• Text excerpt:
I have decided to focus on the common or Eurasian crane (Grus grus) in this first UK Species Spotlight.

Common crane

Common crane
Grus grus grus (Linnaeus, 1758)
Gruidae; Gruiformes; Aves; Chordata
WWT Martin Mere, Lancashire (captive), June 2013.

Formerly widespread in British wetlands, the nominate race of the common crane (G. g. grus) became extinct as a breeding bird in the seventeenth century, due to hunting. It is now present in small numbers in Norfolk, and has been reintroduced to the Somerset Levels. Under the banner of The Great Crane Project, the Wildfowl and Wetland Trust (WWT) and the RSPB are breeding cranes at a Crane School, based at WWT Slimbridge in Gloucestershire. At the Crane School, young cranes are fed and “taught” how to feed by humans masquerading as cranes, using a litter picker dressed as a crane. This prevents the young birds from imprinting on humans and becoming too tame to be considered truly wild.

Common crane

Common crane
WWT Slimbridge, Gloucestershire (captive), September 2011.

Globally however, the common crane is, well, common. The world population, spread across Eurasia, is estimated at around half a million.

Common crane

Common cranes,
Blackbrook Zoo, Staffordshire (captive), June 2013.

Common cranes are sombre-coloured, mostly grey, with black, white, and red markings on the head. The most beautiful part of the plumage, in my opinion, is the tail coverts, which droop elegantly to the rear of the bird’s body.

Juvenile common crane

Juvenile common crane
WWT Slimbridge (captive), September 2011.

Cranes are omnivorous, eating whatever small food matter comes their way. They are said to be fond of cranberries, which could indeed be named after cranes.

• Element box listing:
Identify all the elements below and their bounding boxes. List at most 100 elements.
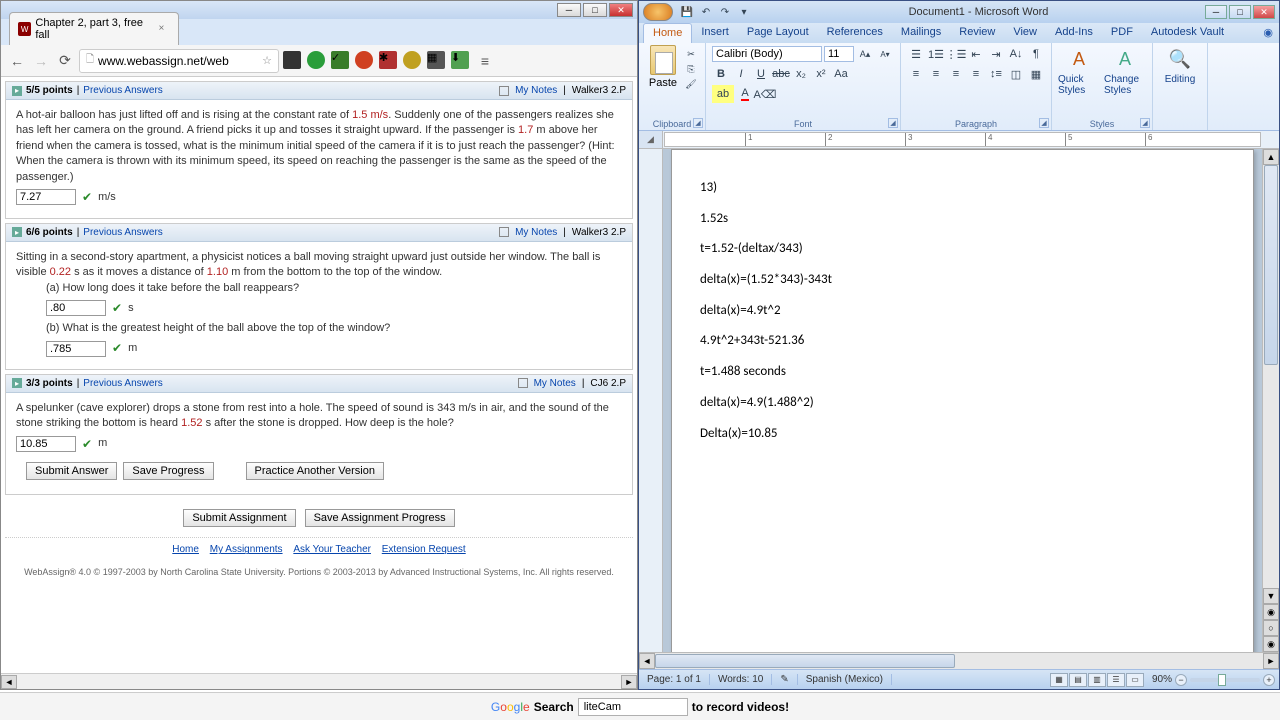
outline-icon[interactable]: ☰ xyxy=(1107,673,1125,687)
answer-input[interactable] xyxy=(46,300,106,316)
language-status[interactable]: Spanish (Mexico) xyxy=(798,674,892,685)
line-spacing-icon[interactable]: ↕≡ xyxy=(987,65,1005,83)
print-layout-icon[interactable]: ▦ xyxy=(1050,673,1068,687)
expand-icon[interactable]: ▸ xyxy=(12,227,22,237)
submit-assignment-button[interactable]: Submit Assignment xyxy=(183,509,295,527)
scroll-thumb[interactable] xyxy=(1264,165,1278,365)
scroll-up-icon[interactable]: ▲ xyxy=(1263,149,1279,165)
next-page-icon[interactable]: ◉ xyxy=(1263,636,1279,652)
dialog-launcher-icon[interactable]: ◢ xyxy=(693,118,703,128)
answer-input[interactable] xyxy=(46,341,106,357)
numbering-icon[interactable]: 1☰ xyxy=(927,45,945,63)
help-icon[interactable]: ◉ xyxy=(1257,23,1279,43)
answer-input[interactable] xyxy=(16,189,76,205)
save-progress-button[interactable]: Save Progress xyxy=(123,462,213,480)
sort-icon[interactable]: A↓ xyxy=(1007,45,1025,63)
borders-icon[interactable]: ▦ xyxy=(1027,65,1045,83)
ruler-corner[interactable]: ◢ xyxy=(639,131,663,148)
my-notes-link[interactable]: My Notes xyxy=(515,227,557,238)
copy-icon[interactable]: ⎘ xyxy=(683,62,699,76)
zoom-thumb[interactable] xyxy=(1218,674,1226,686)
ext-icon[interactable] xyxy=(403,51,421,69)
draft-icon[interactable]: ▭ xyxy=(1126,673,1144,687)
tab-mailings[interactable]: Mailings xyxy=(892,23,950,43)
redo-icon[interactable]: ↷ xyxy=(717,4,733,20)
scroll-down-icon[interactable]: ▼ xyxy=(1263,588,1279,604)
checkbox-icon[interactable] xyxy=(499,86,509,96)
checkbox-icon[interactable] xyxy=(518,378,528,388)
zoom-level[interactable]: 90% xyxy=(1152,674,1172,685)
editing-button[interactable]: 🔍 Editing xyxy=(1159,45,1201,85)
font-color-icon[interactable]: A xyxy=(736,85,754,103)
align-center-icon[interactable]: ≡ xyxy=(927,65,945,83)
star-icon[interactable]: ☆ xyxy=(262,54,272,67)
previous-answers-link[interactable]: Previous Answers xyxy=(83,378,162,389)
tab-addins[interactable]: Add-Ins xyxy=(1046,23,1102,43)
menu-icon[interactable]: ≡ xyxy=(475,51,495,71)
cut-icon[interactable]: ✂ xyxy=(683,47,699,61)
search-input[interactable] xyxy=(578,698,688,716)
expand-icon[interactable]: ▸ xyxy=(12,86,22,96)
url-bar[interactable]: 🗋 ☆ xyxy=(79,49,279,73)
tab-close-icon[interactable]: × xyxy=(159,23,170,35)
vertical-ruler[interactable] xyxy=(639,149,663,652)
change-case-icon[interactable]: Aa xyxy=(832,65,850,83)
tab-review[interactable]: Review xyxy=(950,23,1004,43)
align-left-icon[interactable]: ≡ xyxy=(907,65,925,83)
tab-insert[interactable]: Insert xyxy=(692,23,738,43)
scroll-right-icon[interactable]: ► xyxy=(621,675,637,689)
underline-icon[interactable]: U xyxy=(752,65,770,83)
ext-icon[interactable] xyxy=(307,51,325,69)
vertical-scrollbar[interactable]: ▲ ▼ ◉ ○ ◉ xyxy=(1262,149,1279,652)
my-notes-link[interactable]: My Notes xyxy=(534,378,576,389)
grow-font-icon[interactable]: A▴ xyxy=(856,45,874,63)
ext-icon[interactable]: ▦ xyxy=(427,51,445,69)
previous-answers-link[interactable]: Previous Answers xyxy=(83,85,162,96)
office-button[interactable] xyxy=(643,3,673,21)
ext-icon[interactable]: ✱ xyxy=(379,51,397,69)
save-icon[interactable]: 💾 xyxy=(679,4,695,20)
url-input[interactable] xyxy=(98,54,258,68)
tab-home[interactable]: Home xyxy=(643,23,692,43)
dialog-launcher-icon[interactable]: ◢ xyxy=(1039,118,1049,128)
tab-page-layout[interactable]: Page Layout xyxy=(738,23,818,43)
tab-pdf[interactable]: PDF xyxy=(1102,23,1142,43)
ext-icon[interactable]: ✓ xyxy=(331,51,349,69)
full-screen-icon[interactable]: ▤ xyxy=(1069,673,1087,687)
format-painter-icon[interactable]: 🖌 xyxy=(683,77,699,91)
scroll-thumb[interactable] xyxy=(655,654,955,668)
page-scroll[interactable]: 13) 1.52s t=1.52-(deltax/343) delta(x)=(… xyxy=(663,149,1262,652)
browse-object-icon[interactable]: ○ xyxy=(1263,620,1279,636)
my-notes-link[interactable]: My Notes xyxy=(515,85,557,96)
dialog-launcher-icon[interactable]: ◢ xyxy=(1140,118,1150,128)
font-size-select[interactable] xyxy=(824,46,854,62)
ext-icon[interactable] xyxy=(283,51,301,69)
tab-references[interactable]: References xyxy=(818,23,892,43)
shrink-font-icon[interactable]: A▾ xyxy=(876,45,894,63)
paste-button[interactable]: Paste xyxy=(645,45,681,128)
reload-icon[interactable]: ⟳ xyxy=(55,51,75,71)
zoom-slider[interactable] xyxy=(1190,678,1260,682)
quick-styles-button[interactable]: A Quick Styles xyxy=(1058,45,1100,128)
document-page[interactable]: 13) 1.52s t=1.52-(deltax/343) delta(x)=(… xyxy=(671,149,1254,652)
page-content[interactable]: ▸ 5/5 points | Previous Answers My Notes… xyxy=(1,77,637,673)
zoom-out-icon[interactable]: − xyxy=(1175,674,1187,686)
minimize-button[interactable]: ─ xyxy=(557,3,581,17)
word-count[interactable]: Words: 10 xyxy=(710,674,772,685)
qat-dropdown-icon[interactable]: ▾ xyxy=(736,4,752,20)
maximize-button[interactable]: □ xyxy=(583,3,607,17)
justify-icon[interactable]: ≡ xyxy=(967,65,985,83)
scroll-right-icon[interactable]: ► xyxy=(1263,653,1279,669)
clear-format-icon[interactable]: A⌫ xyxy=(756,85,774,103)
font-name-select[interactable] xyxy=(712,46,822,62)
submit-answer-button[interactable]: Submit Answer xyxy=(26,462,117,480)
horizontal-scrollbar[interactable]: ◄ ► xyxy=(639,652,1279,669)
close-button[interactable]: ✕ xyxy=(609,3,633,17)
footer-link[interactable]: Extension Request xyxy=(382,544,466,555)
browser-tab[interactable]: W Chapter 2, part 3, free fall × xyxy=(9,12,179,45)
ext-icon[interactable] xyxy=(355,51,373,69)
show-marks-icon[interactable]: ¶ xyxy=(1027,45,1045,63)
footer-link[interactable]: Home xyxy=(172,544,199,555)
indent-right-icon[interactable]: ⇥ xyxy=(987,45,1005,63)
previous-answers-link[interactable]: Previous Answers xyxy=(83,227,162,238)
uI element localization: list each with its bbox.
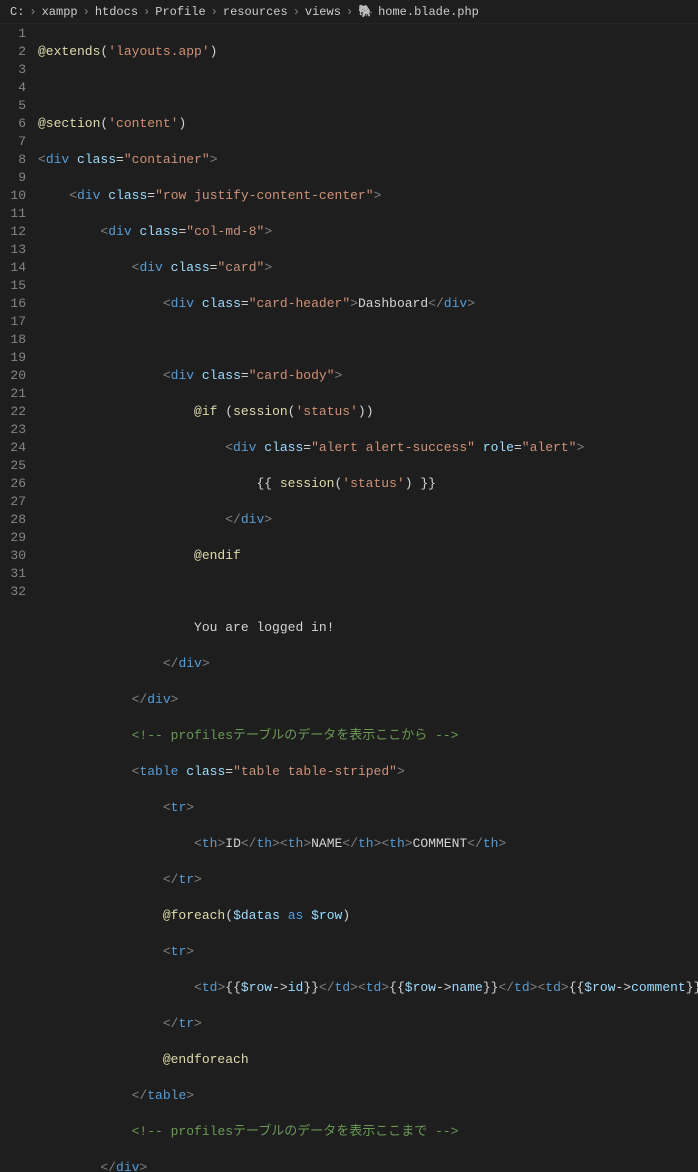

• Exercise instructions:
1 > Name every color the crane text uses to describe the common crane's plumage and head markings.
2 > Reproduce the crane text word for word, starting with "Gruidae; Gruiformes; Aves;" and going on through "considered truly wild.".

• Answers:
1 > Grey, black, white, and red.

2 >
Gruidae; Gruiformes; Aves; Chordata
WWT Martin Mere, Lancashire (captive), June 2013.

Formerly widespread in British wetlands, the nominate race of the common crane (G. g. grus) became extinct as a breeding bird in the seventeenth century, due to hunting. It is now present in small numbers in Norfolk, and has been reintroduced to the Somerset Levels. Under the banner of The Great Crane Project, the Wildfowl and Wetland Trust (WWT) and the RSPB are breeding cranes at a Crane School, based at WWT Slimbridge in Gloucestershire. At the Crane School, young cranes are fed and “taught” how to feed by humans masquerading as cranes, using a litter picker dressed as a crane. This prevents the young birds from imprinting on humans and becoming too tame to be considered truly wild.